Copy each line of the records that holds the string "title".
* * *
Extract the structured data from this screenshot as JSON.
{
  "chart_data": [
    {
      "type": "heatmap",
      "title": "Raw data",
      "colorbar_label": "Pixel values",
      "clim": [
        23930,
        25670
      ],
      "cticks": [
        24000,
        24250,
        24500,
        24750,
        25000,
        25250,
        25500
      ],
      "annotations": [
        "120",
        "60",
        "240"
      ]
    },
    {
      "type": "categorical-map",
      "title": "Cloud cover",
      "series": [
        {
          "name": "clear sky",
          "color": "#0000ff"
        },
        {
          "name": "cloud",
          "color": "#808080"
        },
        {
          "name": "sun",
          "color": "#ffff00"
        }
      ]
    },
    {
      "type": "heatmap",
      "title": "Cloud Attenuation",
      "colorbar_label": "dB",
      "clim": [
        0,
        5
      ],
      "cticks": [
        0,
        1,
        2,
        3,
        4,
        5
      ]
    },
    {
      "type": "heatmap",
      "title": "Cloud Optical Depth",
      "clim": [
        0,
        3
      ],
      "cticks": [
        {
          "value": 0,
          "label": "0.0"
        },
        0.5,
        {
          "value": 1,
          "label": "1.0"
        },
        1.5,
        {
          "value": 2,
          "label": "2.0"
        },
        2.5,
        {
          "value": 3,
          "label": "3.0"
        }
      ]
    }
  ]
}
* * *
Full answer:
      "title": "Raw data",
      "title": "Cloud cover",
      "title": "Cloud Attenuation",
      "title": "Cloud Optical Depth",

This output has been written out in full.